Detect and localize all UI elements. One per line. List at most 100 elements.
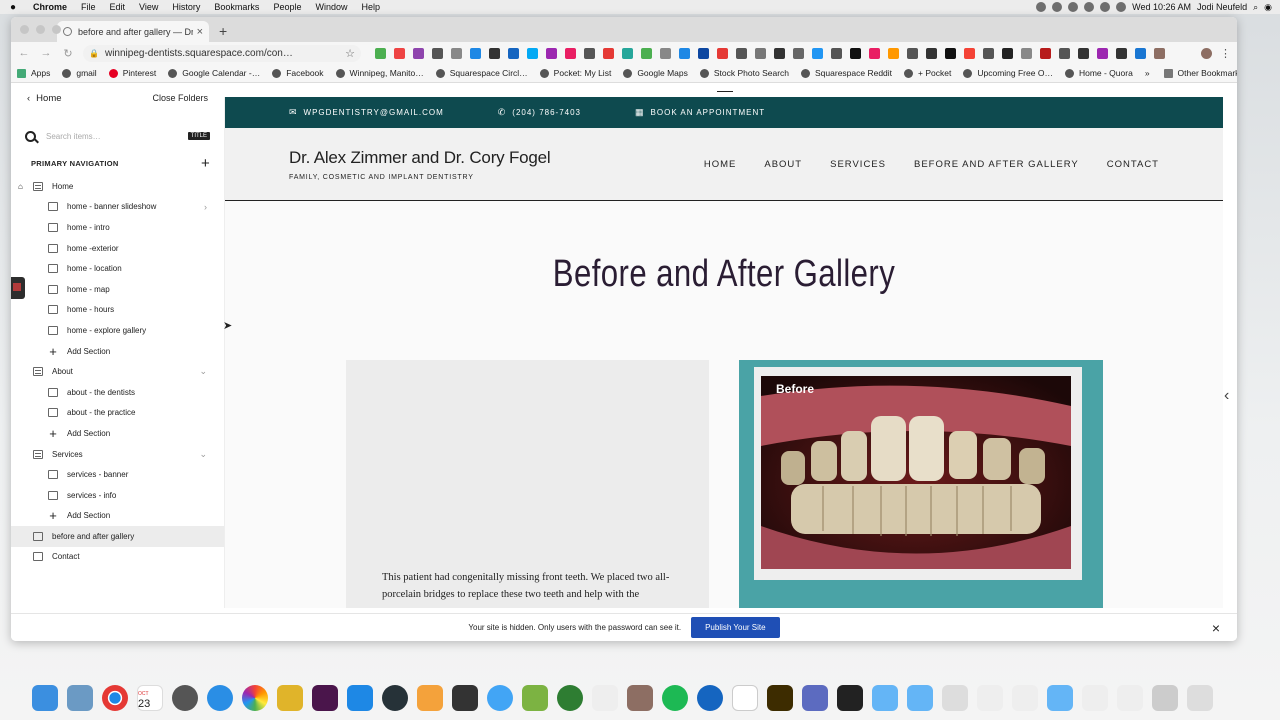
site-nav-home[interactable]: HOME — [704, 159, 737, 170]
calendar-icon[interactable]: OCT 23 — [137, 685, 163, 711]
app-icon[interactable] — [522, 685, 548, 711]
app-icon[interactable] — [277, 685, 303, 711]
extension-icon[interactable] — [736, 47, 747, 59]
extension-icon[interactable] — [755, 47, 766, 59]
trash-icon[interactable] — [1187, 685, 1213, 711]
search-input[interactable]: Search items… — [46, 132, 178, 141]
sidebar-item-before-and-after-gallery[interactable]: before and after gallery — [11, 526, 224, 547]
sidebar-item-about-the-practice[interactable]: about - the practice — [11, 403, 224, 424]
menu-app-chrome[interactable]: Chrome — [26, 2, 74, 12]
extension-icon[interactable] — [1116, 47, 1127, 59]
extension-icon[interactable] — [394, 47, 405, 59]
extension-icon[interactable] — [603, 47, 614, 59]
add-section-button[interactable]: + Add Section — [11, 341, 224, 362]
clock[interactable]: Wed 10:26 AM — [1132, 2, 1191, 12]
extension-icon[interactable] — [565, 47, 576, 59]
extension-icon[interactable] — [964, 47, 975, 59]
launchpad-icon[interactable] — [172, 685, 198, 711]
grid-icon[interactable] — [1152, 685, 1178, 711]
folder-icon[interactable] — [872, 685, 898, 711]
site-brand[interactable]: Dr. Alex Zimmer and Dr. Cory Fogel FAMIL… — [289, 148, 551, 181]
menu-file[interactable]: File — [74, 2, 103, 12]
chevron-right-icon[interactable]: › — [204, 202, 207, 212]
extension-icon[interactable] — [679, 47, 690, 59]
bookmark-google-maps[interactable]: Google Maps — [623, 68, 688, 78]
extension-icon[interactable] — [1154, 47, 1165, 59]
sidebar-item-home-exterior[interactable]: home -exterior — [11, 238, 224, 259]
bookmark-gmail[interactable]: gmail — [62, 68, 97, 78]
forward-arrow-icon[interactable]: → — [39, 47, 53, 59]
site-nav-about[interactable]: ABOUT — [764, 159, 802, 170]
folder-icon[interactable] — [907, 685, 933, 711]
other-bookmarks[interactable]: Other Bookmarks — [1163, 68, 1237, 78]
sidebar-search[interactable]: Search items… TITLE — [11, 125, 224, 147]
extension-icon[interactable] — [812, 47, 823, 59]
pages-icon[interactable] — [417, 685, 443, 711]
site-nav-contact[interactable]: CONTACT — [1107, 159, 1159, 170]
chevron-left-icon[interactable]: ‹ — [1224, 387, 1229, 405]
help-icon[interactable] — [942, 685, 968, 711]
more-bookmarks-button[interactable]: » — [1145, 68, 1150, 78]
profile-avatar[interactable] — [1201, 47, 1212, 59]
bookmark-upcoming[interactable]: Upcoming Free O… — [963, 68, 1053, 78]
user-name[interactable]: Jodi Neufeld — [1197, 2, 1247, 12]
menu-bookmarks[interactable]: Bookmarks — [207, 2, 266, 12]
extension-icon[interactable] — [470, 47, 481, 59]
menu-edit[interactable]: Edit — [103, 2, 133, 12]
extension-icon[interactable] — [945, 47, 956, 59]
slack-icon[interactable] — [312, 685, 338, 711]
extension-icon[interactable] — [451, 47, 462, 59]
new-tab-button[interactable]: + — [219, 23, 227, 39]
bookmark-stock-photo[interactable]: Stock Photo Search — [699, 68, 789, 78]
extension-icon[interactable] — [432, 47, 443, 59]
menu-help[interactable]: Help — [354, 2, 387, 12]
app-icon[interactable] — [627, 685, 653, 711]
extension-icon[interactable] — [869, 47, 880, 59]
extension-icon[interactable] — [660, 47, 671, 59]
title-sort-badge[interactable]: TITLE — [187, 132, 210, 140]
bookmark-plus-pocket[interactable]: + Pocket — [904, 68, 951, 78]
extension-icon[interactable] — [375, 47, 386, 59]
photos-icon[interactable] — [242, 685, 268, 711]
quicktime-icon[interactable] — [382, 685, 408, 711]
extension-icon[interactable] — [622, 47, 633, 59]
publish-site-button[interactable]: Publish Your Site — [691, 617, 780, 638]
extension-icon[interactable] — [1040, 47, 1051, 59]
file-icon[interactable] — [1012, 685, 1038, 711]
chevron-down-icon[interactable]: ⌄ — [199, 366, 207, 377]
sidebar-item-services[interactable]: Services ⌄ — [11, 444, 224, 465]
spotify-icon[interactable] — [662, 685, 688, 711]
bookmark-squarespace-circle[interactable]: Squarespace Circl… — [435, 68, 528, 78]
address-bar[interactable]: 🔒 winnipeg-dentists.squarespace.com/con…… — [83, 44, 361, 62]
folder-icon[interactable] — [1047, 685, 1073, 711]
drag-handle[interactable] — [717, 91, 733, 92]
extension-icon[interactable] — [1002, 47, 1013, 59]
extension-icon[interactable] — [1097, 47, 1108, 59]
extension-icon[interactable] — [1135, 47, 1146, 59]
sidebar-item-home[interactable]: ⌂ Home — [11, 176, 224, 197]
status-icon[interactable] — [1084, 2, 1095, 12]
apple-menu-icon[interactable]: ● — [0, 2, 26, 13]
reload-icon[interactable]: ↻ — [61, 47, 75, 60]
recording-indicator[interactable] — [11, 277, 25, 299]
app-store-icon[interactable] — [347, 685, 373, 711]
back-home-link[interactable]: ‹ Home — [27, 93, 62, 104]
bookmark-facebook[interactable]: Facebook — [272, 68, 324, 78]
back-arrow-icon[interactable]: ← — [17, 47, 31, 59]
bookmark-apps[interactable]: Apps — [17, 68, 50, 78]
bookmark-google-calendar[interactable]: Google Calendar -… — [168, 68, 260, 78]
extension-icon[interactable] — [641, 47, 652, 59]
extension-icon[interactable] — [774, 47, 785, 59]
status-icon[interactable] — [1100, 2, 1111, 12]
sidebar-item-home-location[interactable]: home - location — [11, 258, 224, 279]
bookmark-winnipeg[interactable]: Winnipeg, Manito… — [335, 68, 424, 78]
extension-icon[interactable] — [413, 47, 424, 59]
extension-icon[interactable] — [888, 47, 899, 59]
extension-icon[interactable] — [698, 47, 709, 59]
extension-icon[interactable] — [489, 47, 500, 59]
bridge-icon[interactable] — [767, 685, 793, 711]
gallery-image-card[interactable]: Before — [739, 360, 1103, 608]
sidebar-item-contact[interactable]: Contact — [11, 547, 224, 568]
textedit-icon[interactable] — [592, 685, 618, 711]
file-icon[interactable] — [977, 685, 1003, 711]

============================================================

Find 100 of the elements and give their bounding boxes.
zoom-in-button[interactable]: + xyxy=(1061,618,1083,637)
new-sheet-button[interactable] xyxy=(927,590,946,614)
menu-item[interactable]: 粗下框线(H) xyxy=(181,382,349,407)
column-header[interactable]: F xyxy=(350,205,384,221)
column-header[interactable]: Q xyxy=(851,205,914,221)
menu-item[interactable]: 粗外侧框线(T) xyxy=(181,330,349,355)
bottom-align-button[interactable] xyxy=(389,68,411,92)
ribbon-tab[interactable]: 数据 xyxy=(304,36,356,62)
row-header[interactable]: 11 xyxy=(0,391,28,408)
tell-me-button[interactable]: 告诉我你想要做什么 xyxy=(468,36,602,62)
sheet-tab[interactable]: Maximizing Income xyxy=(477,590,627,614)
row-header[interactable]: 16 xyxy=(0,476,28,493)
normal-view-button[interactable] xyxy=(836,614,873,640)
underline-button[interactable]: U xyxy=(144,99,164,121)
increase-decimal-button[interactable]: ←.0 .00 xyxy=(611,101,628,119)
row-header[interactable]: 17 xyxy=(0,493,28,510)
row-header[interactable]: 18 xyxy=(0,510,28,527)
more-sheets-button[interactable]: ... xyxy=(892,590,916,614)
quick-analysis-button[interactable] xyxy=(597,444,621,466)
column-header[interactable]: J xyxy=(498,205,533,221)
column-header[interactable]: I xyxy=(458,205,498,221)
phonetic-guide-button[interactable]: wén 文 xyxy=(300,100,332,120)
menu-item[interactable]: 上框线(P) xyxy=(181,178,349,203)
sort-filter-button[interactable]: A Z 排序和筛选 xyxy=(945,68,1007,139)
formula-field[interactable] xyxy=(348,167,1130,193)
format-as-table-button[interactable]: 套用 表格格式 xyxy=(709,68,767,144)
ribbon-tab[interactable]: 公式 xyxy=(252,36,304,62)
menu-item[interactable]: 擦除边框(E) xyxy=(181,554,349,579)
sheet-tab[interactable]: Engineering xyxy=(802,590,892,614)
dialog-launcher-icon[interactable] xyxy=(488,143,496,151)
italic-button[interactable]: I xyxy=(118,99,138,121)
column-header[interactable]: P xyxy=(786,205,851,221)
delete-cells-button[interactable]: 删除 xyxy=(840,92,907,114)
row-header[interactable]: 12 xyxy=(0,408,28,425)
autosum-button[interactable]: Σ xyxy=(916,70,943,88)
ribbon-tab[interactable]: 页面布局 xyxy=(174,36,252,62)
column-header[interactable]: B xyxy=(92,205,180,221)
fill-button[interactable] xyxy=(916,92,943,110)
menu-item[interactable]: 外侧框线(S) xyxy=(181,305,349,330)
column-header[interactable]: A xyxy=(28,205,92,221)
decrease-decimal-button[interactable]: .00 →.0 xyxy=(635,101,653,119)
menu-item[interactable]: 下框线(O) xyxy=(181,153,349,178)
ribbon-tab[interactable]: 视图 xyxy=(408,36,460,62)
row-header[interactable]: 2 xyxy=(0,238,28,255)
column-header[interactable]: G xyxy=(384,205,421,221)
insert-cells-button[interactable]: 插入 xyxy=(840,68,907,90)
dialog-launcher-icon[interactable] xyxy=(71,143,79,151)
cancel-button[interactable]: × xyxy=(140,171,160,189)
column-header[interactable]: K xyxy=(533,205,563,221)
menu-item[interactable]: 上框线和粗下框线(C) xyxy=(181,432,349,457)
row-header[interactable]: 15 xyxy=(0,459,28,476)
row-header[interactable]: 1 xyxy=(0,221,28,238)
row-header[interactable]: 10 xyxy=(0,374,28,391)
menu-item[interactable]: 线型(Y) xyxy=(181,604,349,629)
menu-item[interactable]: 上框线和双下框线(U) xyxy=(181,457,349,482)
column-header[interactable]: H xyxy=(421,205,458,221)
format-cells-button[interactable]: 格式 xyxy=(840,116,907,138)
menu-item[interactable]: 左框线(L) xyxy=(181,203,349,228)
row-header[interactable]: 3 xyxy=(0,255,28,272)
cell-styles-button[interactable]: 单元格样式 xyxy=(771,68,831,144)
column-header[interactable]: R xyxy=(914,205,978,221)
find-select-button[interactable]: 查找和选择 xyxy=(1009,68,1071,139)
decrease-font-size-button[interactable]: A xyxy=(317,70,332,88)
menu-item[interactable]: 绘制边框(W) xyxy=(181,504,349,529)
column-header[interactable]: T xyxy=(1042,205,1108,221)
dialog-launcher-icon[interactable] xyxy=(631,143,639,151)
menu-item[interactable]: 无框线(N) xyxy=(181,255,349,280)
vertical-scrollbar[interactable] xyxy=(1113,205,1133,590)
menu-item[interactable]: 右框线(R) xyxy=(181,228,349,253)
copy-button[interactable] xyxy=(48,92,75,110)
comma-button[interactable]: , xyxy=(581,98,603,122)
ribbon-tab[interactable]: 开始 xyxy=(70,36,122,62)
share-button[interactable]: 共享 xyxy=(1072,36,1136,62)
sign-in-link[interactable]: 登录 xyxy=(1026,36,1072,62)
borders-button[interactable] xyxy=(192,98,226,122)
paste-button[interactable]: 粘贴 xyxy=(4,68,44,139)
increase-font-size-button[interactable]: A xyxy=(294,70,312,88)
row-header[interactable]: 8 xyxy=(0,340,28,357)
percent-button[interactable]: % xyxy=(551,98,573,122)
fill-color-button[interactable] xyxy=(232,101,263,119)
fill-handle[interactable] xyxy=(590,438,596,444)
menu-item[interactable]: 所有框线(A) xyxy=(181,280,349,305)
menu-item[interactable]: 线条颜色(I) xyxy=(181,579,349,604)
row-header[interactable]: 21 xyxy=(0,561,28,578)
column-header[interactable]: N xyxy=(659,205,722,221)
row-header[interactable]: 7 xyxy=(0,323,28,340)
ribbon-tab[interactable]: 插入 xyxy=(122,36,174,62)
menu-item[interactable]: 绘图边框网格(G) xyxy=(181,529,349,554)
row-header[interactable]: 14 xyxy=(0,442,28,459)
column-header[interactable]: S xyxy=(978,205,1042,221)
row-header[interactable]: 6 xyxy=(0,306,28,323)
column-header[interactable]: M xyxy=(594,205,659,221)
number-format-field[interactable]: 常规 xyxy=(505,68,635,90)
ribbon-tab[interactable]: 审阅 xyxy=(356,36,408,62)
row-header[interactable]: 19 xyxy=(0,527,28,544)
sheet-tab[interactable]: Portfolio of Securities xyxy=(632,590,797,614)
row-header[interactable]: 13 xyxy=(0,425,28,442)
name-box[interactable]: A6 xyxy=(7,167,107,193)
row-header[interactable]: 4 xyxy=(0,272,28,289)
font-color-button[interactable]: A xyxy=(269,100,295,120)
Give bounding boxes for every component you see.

============================================================

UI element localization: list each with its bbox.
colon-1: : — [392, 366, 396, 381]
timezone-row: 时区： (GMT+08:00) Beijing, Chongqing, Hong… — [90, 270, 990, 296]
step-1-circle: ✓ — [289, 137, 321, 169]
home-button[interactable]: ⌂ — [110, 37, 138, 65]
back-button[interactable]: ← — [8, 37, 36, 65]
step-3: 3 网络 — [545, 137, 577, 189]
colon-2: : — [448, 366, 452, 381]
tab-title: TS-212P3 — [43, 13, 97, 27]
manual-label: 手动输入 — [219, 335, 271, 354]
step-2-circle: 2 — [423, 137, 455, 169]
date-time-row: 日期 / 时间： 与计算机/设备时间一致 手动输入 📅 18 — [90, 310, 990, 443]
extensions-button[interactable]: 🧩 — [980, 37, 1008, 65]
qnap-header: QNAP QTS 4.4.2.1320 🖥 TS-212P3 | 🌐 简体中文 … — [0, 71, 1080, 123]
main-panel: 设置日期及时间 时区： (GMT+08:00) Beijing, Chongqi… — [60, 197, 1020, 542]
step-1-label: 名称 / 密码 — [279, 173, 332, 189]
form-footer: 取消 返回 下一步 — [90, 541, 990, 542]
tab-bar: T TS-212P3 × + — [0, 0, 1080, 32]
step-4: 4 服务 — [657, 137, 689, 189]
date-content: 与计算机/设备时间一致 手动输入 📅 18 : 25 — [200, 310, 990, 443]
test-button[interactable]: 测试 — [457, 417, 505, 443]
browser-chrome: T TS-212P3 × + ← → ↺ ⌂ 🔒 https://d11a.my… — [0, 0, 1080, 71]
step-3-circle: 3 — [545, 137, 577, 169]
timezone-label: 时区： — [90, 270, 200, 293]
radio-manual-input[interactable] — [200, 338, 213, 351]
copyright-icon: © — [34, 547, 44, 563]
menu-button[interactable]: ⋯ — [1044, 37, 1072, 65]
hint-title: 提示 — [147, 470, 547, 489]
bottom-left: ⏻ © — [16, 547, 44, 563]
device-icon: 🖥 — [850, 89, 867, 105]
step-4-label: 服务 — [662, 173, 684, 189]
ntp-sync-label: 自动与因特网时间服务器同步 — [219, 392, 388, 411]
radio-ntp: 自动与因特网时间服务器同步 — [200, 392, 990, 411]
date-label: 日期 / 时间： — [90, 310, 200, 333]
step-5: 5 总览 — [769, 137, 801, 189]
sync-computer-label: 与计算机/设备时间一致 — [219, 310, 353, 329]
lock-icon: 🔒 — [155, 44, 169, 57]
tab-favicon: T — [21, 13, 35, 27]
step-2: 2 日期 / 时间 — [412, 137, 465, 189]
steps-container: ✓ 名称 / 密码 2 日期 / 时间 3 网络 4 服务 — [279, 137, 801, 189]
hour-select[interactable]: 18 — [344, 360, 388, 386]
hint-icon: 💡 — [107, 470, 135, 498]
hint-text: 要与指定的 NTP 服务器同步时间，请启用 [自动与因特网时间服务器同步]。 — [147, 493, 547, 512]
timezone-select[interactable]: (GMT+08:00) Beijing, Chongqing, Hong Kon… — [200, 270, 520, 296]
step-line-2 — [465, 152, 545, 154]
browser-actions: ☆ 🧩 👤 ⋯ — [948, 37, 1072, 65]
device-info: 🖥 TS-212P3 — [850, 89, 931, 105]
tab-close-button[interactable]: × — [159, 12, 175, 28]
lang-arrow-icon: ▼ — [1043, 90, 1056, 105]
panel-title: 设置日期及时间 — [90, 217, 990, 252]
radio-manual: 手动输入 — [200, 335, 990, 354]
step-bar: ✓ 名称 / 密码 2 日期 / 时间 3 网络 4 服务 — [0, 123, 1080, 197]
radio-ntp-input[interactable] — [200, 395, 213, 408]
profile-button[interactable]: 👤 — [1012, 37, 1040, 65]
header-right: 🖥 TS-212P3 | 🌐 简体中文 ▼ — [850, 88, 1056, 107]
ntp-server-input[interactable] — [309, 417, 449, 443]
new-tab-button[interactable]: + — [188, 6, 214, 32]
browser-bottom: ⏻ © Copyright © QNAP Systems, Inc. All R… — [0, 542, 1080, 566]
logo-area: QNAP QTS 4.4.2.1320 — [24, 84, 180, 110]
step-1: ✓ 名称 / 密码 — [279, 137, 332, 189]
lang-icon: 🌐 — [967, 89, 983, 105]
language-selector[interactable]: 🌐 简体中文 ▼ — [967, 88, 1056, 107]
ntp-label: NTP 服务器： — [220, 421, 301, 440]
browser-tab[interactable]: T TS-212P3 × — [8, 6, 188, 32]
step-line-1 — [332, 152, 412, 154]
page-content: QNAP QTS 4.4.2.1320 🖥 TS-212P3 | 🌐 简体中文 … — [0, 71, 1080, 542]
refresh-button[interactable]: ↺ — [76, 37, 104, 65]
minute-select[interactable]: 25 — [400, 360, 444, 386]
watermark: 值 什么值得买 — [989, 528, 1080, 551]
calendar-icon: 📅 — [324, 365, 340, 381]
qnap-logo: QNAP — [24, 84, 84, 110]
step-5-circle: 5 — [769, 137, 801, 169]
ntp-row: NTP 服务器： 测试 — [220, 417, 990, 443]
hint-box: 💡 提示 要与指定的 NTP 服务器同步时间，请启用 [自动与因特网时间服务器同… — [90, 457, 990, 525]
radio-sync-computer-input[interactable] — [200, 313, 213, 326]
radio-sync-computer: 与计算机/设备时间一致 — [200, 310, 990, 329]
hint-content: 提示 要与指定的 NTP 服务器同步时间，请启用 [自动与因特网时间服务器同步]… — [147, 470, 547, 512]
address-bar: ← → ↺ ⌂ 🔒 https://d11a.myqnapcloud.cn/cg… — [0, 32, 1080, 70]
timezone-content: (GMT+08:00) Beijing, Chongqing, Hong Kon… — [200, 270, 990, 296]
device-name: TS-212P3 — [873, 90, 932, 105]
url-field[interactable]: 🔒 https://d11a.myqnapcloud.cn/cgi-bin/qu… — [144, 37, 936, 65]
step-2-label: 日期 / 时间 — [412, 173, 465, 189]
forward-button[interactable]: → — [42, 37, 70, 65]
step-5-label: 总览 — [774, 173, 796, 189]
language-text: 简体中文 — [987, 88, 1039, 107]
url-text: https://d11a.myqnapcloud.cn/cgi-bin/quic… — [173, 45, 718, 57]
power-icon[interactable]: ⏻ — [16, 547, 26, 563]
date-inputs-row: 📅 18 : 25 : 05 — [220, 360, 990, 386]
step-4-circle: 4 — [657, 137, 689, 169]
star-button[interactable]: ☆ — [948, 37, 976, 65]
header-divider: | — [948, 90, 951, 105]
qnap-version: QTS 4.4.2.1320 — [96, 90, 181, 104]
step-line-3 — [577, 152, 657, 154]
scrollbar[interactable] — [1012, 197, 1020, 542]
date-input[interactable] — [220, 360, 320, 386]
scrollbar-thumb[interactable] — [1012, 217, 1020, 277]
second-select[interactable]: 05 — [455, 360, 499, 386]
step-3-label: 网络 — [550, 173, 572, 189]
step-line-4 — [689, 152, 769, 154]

============================================================

Convert the lines of the records from the line with "site-nav-home[interactable]: HOME —" up to and including the line with "help-icon[interactable] — [942, 685, 968, 711]" into a JSON list of strings, one string per line, leaving out any blank lines.

**SOLUTION FOR THIS EXERCISE:**
[
  "site-nav-home[interactable]: HOME — [704, 159, 737, 170]",
  "calendar-icon[interactable]: OCT 23 — [137, 685, 163, 711]",
  "app-icon[interactable] — [522, 685, 548, 711]",
  "app-icon[interactable] — [277, 685, 303, 711]",
  "extension-icon[interactable] — [736, 47, 747, 59]",
  "extension-icon[interactable] — [755, 47, 766, 59]",
  "trash-icon[interactable] — [1187, 685, 1213, 711]",
  "search-input[interactable]: Search items… — [46, 132, 178, 141]",
  "sidebar-item-before-and-after-gallery[interactable]: before and after gallery — [11, 526, 224, 547]",
  "sidebar-item-about-the-practice[interactable]: about - the practice — [11, 403, 224, 424]",
  "menu-app-chrome[interactable]: Chrome — [26, 2, 74, 12]",
  "extension-icon[interactable] — [1116, 47, 1127, 59]",
  "extension-icon[interactable] — [394, 47, 405, 59]",
  "extension-icon[interactable] — [603, 47, 614, 59]",
  "add-section-button[interactable]: + Add Section — [11, 341, 224, 362]",
  "clock[interactable]: Wed 10:26 AM — [1132, 2, 1191, 12]",
  "extension-icon[interactable] — [565, 47, 576, 59]",
  "extension-icon[interactable] — [964, 47, 975, 59]",
  "launchpad-icon[interactable] — [172, 685, 198, 711]",
  "grid-icon[interactable] — [1152, 685, 1178, 711]",
  "folder-icon[interactable] — [872, 685, 898, 711]",
  "site-brand[interactable]: Dr. Alex Zimmer and Dr. Cory Fogel FAMIL… — [289, 148, 551, 181]",
  "menu-file[interactable]: File — [74, 2, 103, 12]",
  "chevron-right-icon[interactable]: › — [204, 202, 207, 212]",
  "extension-icon[interactable] — [679, 47, 690, 59]",
  "bookmark-google-maps[interactable]: Google Maps — [623, 68, 688, 78]",
  "extension-icon[interactable] — [1154, 47, 1165, 59]",
  "sidebar-item-home-exterior[interactable]: home -exterior — [11, 238, 224, 259]",
  "bookmark-gmail[interactable]: gmail — [62, 68, 97, 78]",
  "forward-arrow-icon[interactable]: → — [39, 47, 53, 59]",
  "site-nav-about[interactable]: ABOUT — [764, 159, 802, 170]",
  "folder-icon[interactable] — [907, 685, 933, 711]",
  "other-bookmarks[interactable]: Other Bookmarks — [1163, 68, 1237, 78]",
  "sidebar-search[interactable]: Search items… TITLE — [11, 125, 224, 147]",
  "extension-icon[interactable] — [812, 47, 823, 59]",
  "pages-icon[interactable] — [417, 685, 443, 711]",
  "site-nav-contact[interactable]: CONTACT — [1107, 159, 1159, 170]",
  "chevron-left-icon[interactable]: ‹ — [1224, 387, 1229, 405]",
  "help-icon[interactable] — [942, 685, 968, 711]"
]